Supplied data
>> start
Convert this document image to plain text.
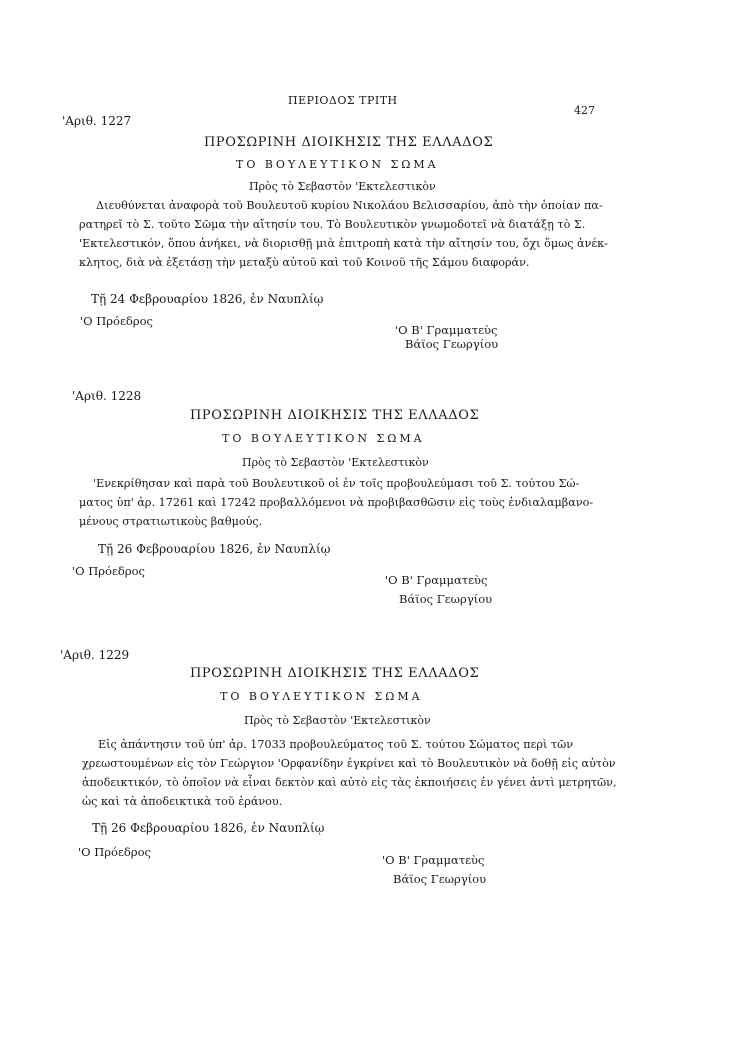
ΠΕΡΙΟΔΟΣ ΤΡΙΤΗ
427
'Αριθ. 1227
ΠΡΟΣΩΡΙΝΗ ΔΙΟΙΚΗΣΙΣ ΤΗΣ ΕΛΛΑΔΟΣ
ΤΟ ΒΟΥΛΕΥΤΙΚΟΝ ΣΩΜΑ
Πρὸς τὸ Σεβαστὸν 'Εκτελεστικὸν
Διευθύνεται ἀναφορὰ τοῦ Βουλευτοῦ κυρίου Νικολάου Βελισσαρίου, ἀπὸ τὴν ὁποίαν πα-
ρατηρεῖ τὸ Σ. τοῦτο Σῶμα τὴν αἴτησίν του. Τὸ Βουλευτικὸν γνωμοδοτεῖ νὰ διατάξῃ τὸ Σ.
'Εκτελεστικόν, ὅπου ἀνήκει, νὰ διορισθῇ μιὰ ἐπιτροπὴ κατὰ τὴν αἴτησίν του, ὄχι ὅμως ἀνέκ-
κλητος, διὰ νὰ ἐξετάσῃ τὴν μεταξὺ αὐτοῦ καὶ τοῦ Κοινοῦ τῆς Σάμου διαφοράν.
Τῇ 24 Φεβρουαρίου 1826, ἐν Ναυπλίῳ
'Ο Πρόεδρος
'Ο Β' Γραμματεὺς
Βάϊος Γεωργίου
'Αριθ. 1228
ΠΡΟΣΩΡΙΝΗ ΔΙΟΙΚΗΣΙΣ ΤΗΣ ΕΛΛΑΔΟΣ
ΤΟ ΒΟΥΛΕΥΤΙΚΟΝ ΣΩΜΑ
Πρὸς τὸ Σεβαστὸν 'Εκτελεστικὸν
'Ενεκρίθησαν καὶ παρὰ τοῦ Βουλευτικοῦ οἱ ἐν τοῖς προβουλεύμασι τοῦ Σ. τούτου Σώ-
ματος ὑπ' ἀρ. 17261 καὶ 17242 προβαλλόμενοι νὰ προβιβασθῶσιν εἰς τοὺς ἐνδιαλαμβανο-
μένους στρατιωτικοὺς βαθμούς.
Τῇ 26 Φεβρουαρίου 1826, ἐν Ναυπλίῳ
'Ο Πρόεδρος
'Ο Β' Γραμματεὺς
Βάϊος Γεωργίου
'Αριθ. 1229
ΠΡΟΣΩΡΙΝΗ ΔΙΟΙΚΗΣΙΣ ΤΗΣ ΕΛΛΑΔΟΣ
ΤΟ ΒΟΥΛΕΥΤΙΚΟΝ ΣΩΜΑ
Πρὸς τὸ Σεβαστὸν 'Εκτελεστικὸν
Εἰς ἀπάντησιν τοῦ ὑπ' ἀρ. 17033 προβουλεύματος τοῦ Σ. τούτου Σώματος περὶ τῶν
χρεωστουμένων εἰς τὸν Γεώργιον 'Ορφανίδην ἐγκρίνει καὶ τὸ Βουλευτικὸν νὰ δοθῇ εἰς αὐτὸν
ἀποδεικτικόν, τὸ ὁποῖον νὰ εἶναι δεκτὸν καὶ αὐτὸ εἰς τὰς ἐκποιήσεις ἐν γένει ἀντὶ μετρητῶν,
ὡς καὶ τὰ ἀποδεικτικὰ τοῦ ἐράνου.
Τῇ 26 Φεβρουαρίου 1826, ἐν Ναυπλίῳ
'Ο Πρόεδρος
'Ο Β' Γραμματεὺς
Βάϊος Γεωργίου
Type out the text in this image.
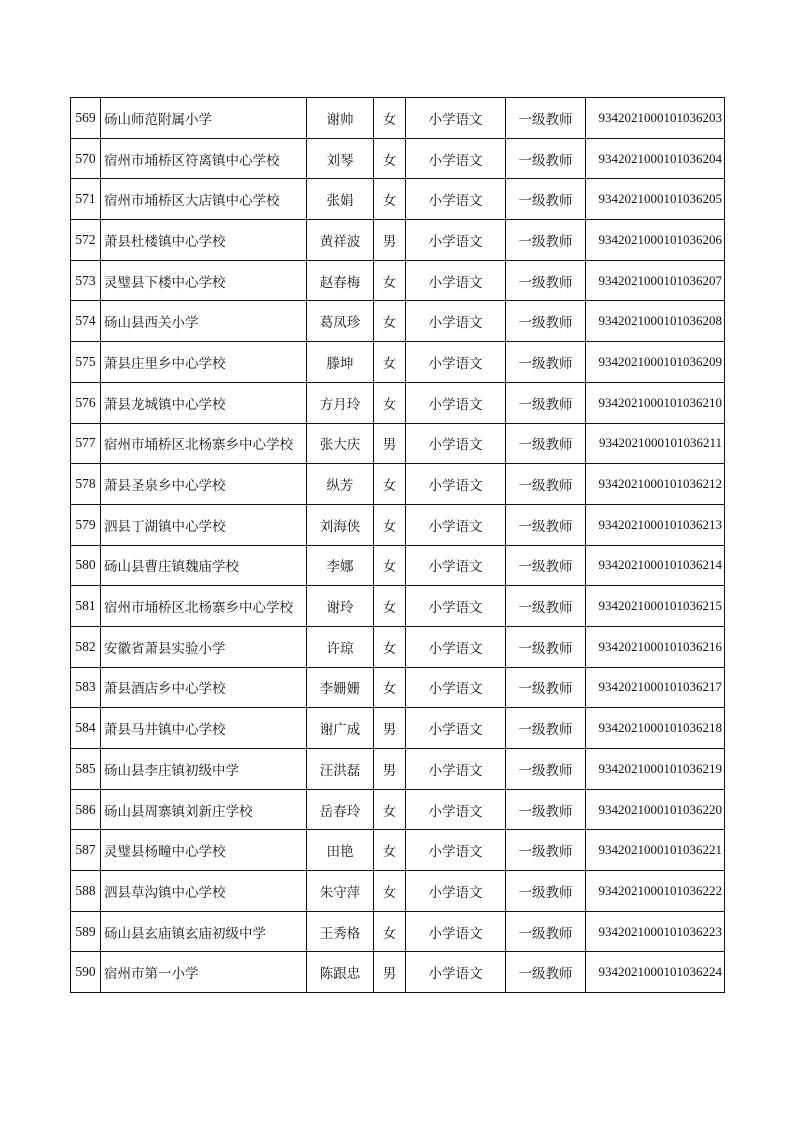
569	砀山师范附属小学	谢帅	女	小学语文	一级教师	9342021000101036203
570	宿州市埇桥区符离镇中心学校	刘琴	女	小学语文	一级教师	9342021000101036204
571	宿州市埇桥区大店镇中心学校	张娟	女	小学语文	一级教师	9342021000101036205
572	萧县杜楼镇中心学校	黄祥波	男	小学语文	一级教师	9342021000101036206
573	灵璧县下楼中心学校	赵春梅	女	小学语文	一级教师	9342021000101036207
574	砀山县西关小学	葛凤珍	女	小学语文	一级教师	9342021000101036208
575	萧县庄里乡中心学校	滕坤	女	小学语文	一级教师	9342021000101036209
576	萧县龙城镇中心学校	方月玲	女	小学语文	一级教师	9342021000101036210
577	宿州市埇桥区北杨寨乡中心学校	张大庆	男	小学语文	一级教师	9342021000101036211
578	萧县圣泉乡中心学校	纵芳	女	小学语文	一级教师	9342021000101036212
579	泗县丁湖镇中心学校	刘海侠	女	小学语文	一级教师	9342021000101036213
580	砀山县曹庄镇魏庙学校	李娜	女	小学语文	一级教师	9342021000101036214
581	宿州市埇桥区北杨寨乡中心学校	谢玲	女	小学语文	一级教师	9342021000101036215
582	安徽省萧县实验小学	许琼	女	小学语文	一级教师	9342021000101036216
583	萧县酒店乡中心学校	李姗姗	女	小学语文	一级教师	9342021000101036217
584	萧县马井镇中心学校	谢广成	男	小学语文	一级教师	9342021000101036218
585	砀山县李庄镇初级中学	汪洪磊	男	小学语文	一级教师	9342021000101036219
586	砀山县周寨镇刘新庄学校	岳春玲	女	小学语文	一级教师	9342021000101036220
587	灵璧县杨疃中心学校	田艳	女	小学语文	一级教师	9342021000101036221
588	泗县草沟镇中心学校	朱守萍	女	小学语文	一级教师	9342021000101036222
589	砀山县玄庙镇玄庙初级中学	王秀格	女	小学语文	一级教师	9342021000101036223
590	宿州市第一小学	陈跟忠	男	小学语文	一级教师	9342021000101036224
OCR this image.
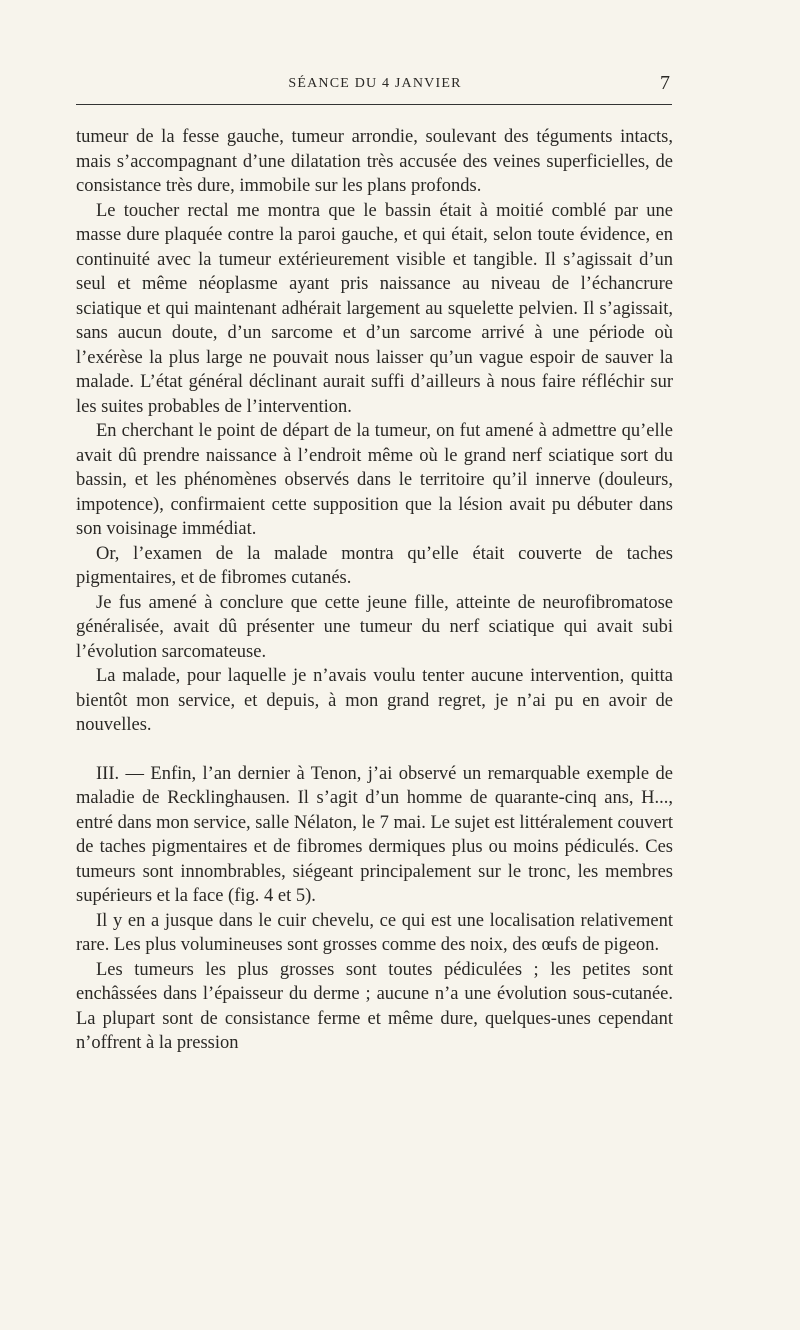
SÉANCE DU 4 JANVIER	7

tumeur de la fesse gauche, tumeur arrondie, soulevant des téguments intacts, mais s’accompagnant d’une dilatation très accusée des veines superficielles, de consistance très dure, immobile sur les plans profonds.

Le toucher rectal me montra que le bassin était à moitié comblé par une masse dure plaquée contre la paroi gauche, et qui était, selon toute évidence, en continuité avec la tumeur extérieurement visible et tangible. Il s’agissait d’un seul et même néoplasme ayant pris naissance au niveau de l’échancrure sciatique et qui maintenant adhérait largement au squelette pelvien. Il s’agissait, sans aucun doute, d’un sarcome et d’un sarcome arrivé à une période où l’exérèse la plus large ne pouvait nous laisser qu’un vague espoir de sauver la malade. L’état général déclinant aurait suffi d’ailleurs à nous faire réfléchir sur les suites probables de l’intervention.

En cherchant le point de départ de la tumeur, on fut amené à admettre qu’elle avait dû prendre naissance à l’endroit même où le grand nerf sciatique sort du bassin, et les phénomènes observés dans le territoire qu’il innerve (douleurs, impotence), confirmaient cette supposition que la lésion avait pu débuter dans son voisinage immédiat.

Or, l’examen de la malade montra qu’elle était couverte de taches pigmentaires, et de fibromes cutanés.

Je fus amené à conclure que cette jeune fille, atteinte de neurofibromatose généralisée, avait dû présenter une tumeur du nerf sciatique qui avait subi l’évolution sarcomateuse.

La malade, pour laquelle je n’avais voulu tenter aucune intervention, quitta bientôt mon service, et depuis, à mon grand regret, je n’ai pu en avoir de nouvelles.

III. — Enfin, l’an dernier à Tenon, j’ai observé un remarquable exemple de maladie de Recklinghausen. Il s’agit d’un homme de quarante-cinq ans, H..., entré dans mon service, salle Nélaton, le 7 mai. Le sujet est littéralement couvert de taches pigmentaires et de fibromes dermiques plus ou moins pédiculés. Ces tumeurs sont innombrables, siégeant principalement sur le tronc, les membres supérieurs et la face (fig. 4 et 5).

Il y en a jusque dans le cuir chevelu, ce qui est une localisation relativement rare. Les plus volumineuses sont grosses comme des noix, des œufs de pigeon.

Les tumeurs les plus grosses sont toutes pédiculées ; les petites sont enchâssées dans l’épaisseur du derme ; aucune n’a une évolution sous-cutanée. La plupart sont de consistance ferme et même dure, quelques-unes cependant n’offrent à la pression
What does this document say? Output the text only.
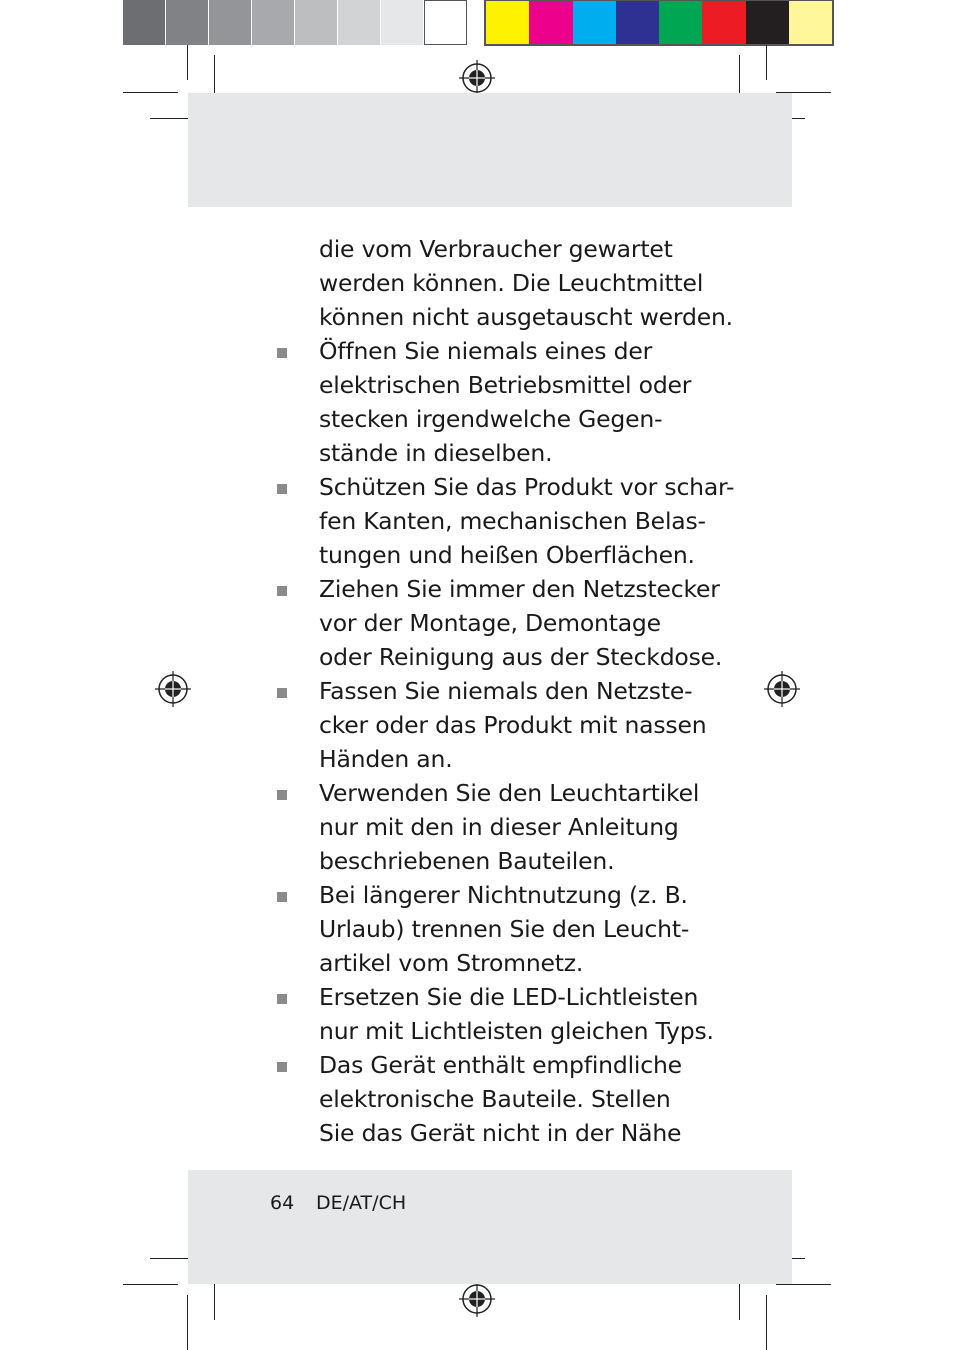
die vom Verbraucher gewartet
werden können. Die Leuchtmittel
können nicht ausgetauscht werden.

Öffnen Sie niemals eines der
elektrischen Betriebsmittel oder
stecken irgendwelche Gegen-
stände in dieselben.

Schützen Sie das Produkt vor schar-
fen Kanten, mechanischen Belas-
tungen und heißen Oberflächen.

Ziehen Sie immer den Netzstecker
vor der Montage, Demontage
oder Reinigung aus der Steckdose.

Fassen Sie niemals den Netzste-
cker oder das Produkt mit nassen
Händen an.

Verwenden Sie den Leuchtartikel
nur mit den in dieser Anleitung
beschriebenen Bauteilen.

Bei längerer Nichtnutzung (z. B.
Urlaub) trennen Sie den Leucht-
artikel vom Stromnetz.

Ersetzen Sie die LED-Lichtleisten
nur mit Lichtleisten gleichen Typs.

Das Gerät enthält empfindliche
elektronische Bauteile. Stellen
Sie das Gerät nicht in der Nähe

64 DE/AT/CH
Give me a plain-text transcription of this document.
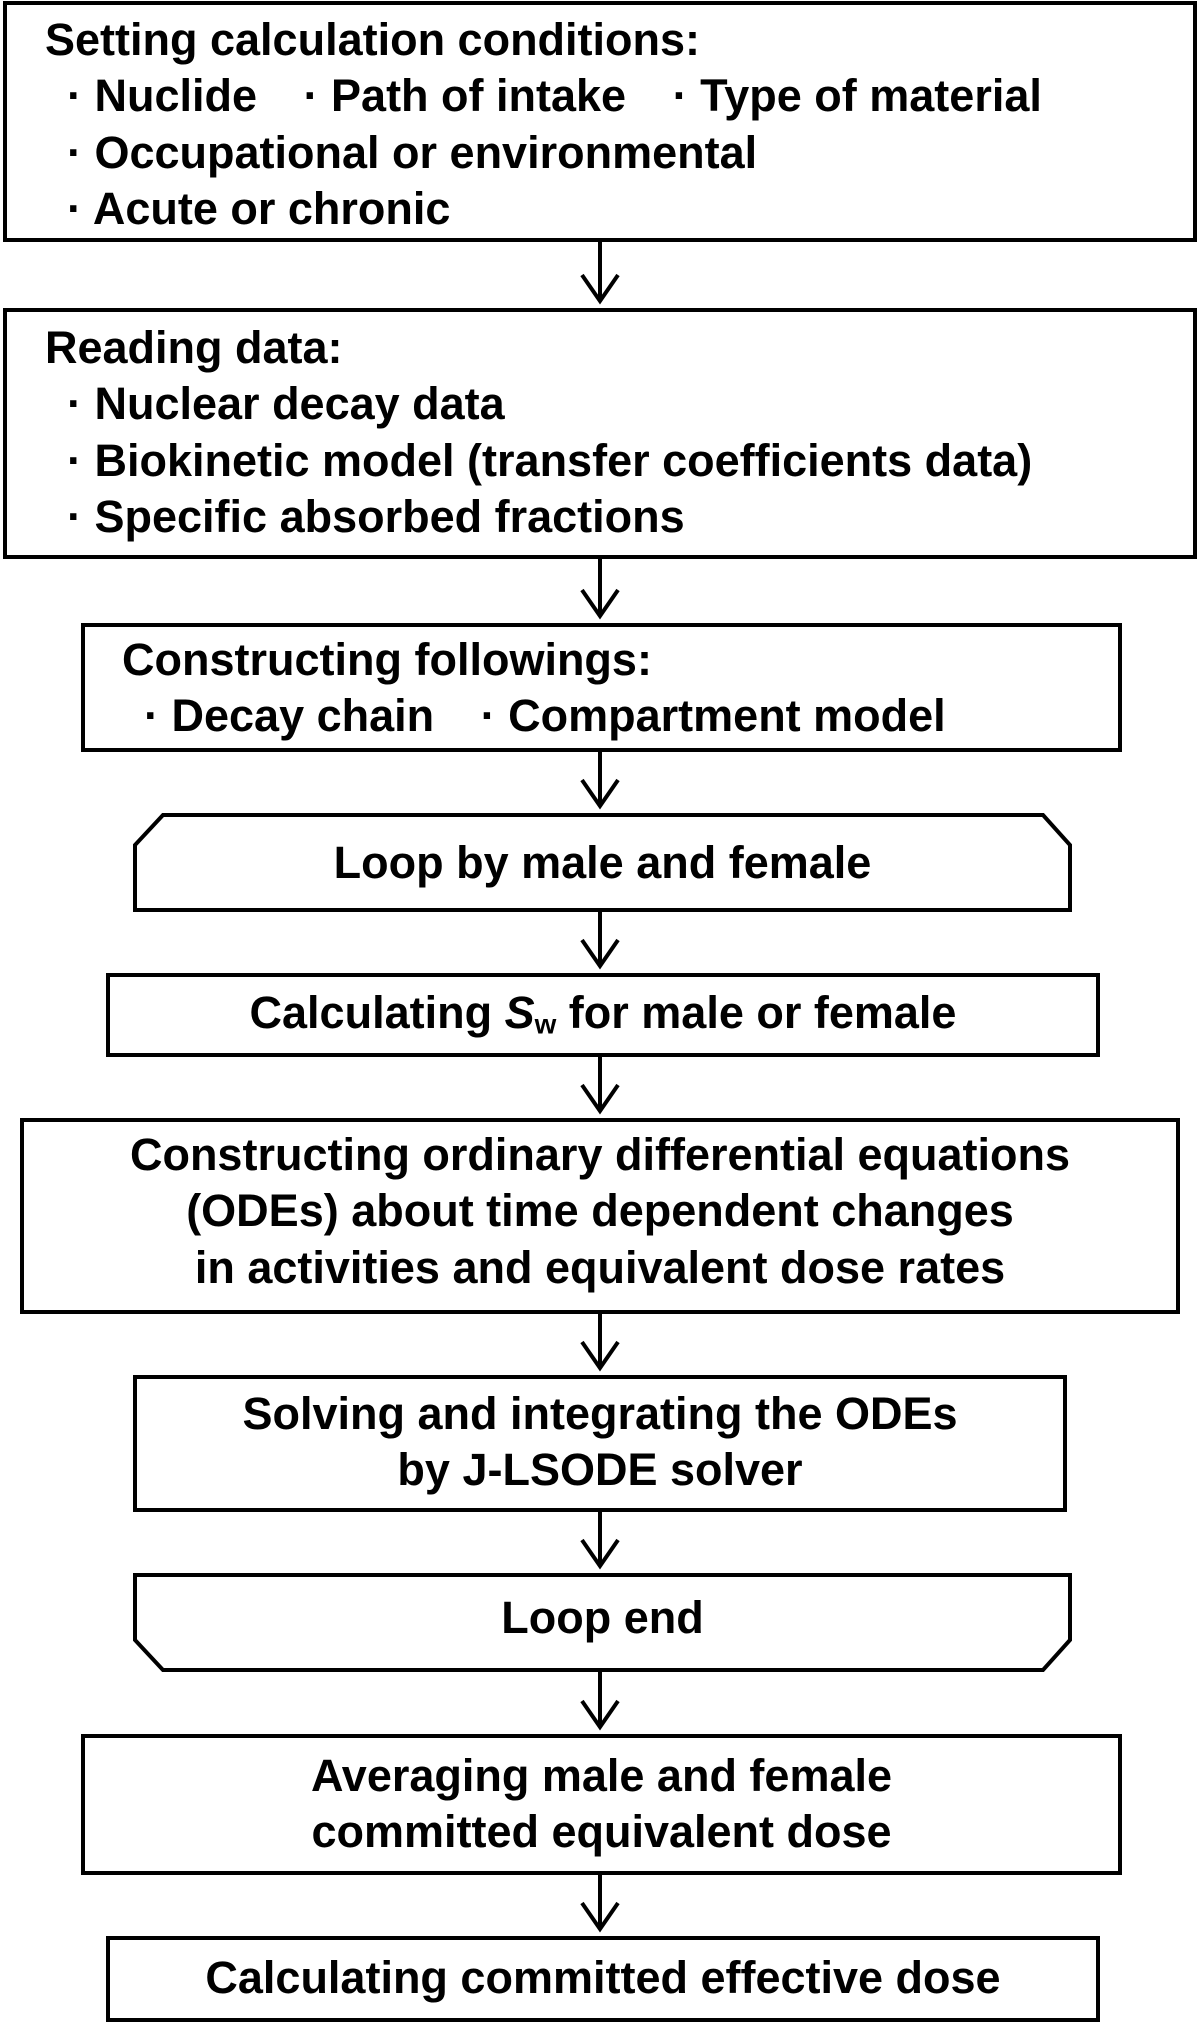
Setting calculation conditions:
· Nuclide · Path of intake · Type of material
· Occupational or environmental
· Acute or chronic
Reading data:
· Nuclear decay data
· Biokinetic model (transfer coefficients data)
· Specific absorbed fractions
Constructing followings:
· Decay chain · Compartment model
Loop by male and female
Calculating $S_w$ for male or female
Constructing ordinary differential equations
(ODEs) about time dependent changes
in activities and equivalent dose rates
Solving and integrating the ODEs
by J-LSODE solver
Loop end
Averaging male and female
committed equivalent dose
Calculating committed effective dose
>> end
Extract only the lines from the line containing "Give me a plain-text" through the final line of the records; keep both ends and drop every picture.

Reply to the task
Give me a plain-text transcription of this document.
Setting calculation conditions:
· Nuclide · Path of intake · Type of material
· Occupational or environmental
· Acute or chronic
Reading data:
· Nuclear decay data
· Biokinetic model (transfer coefficients data)
· Specific absorbed fractions
Constructing followings:
· Decay chain · Compartment model
Loop by male and female
Calculating $S_w$ for male or female
Constructing ordinary differential equations
(ODEs) about time dependent changes
in activities and equivalent dose rates
Solving and integrating the ODEs
by J-LSODE solver
Loop end
Averaging male and female
committed equivalent dose
Calculating committed effective dose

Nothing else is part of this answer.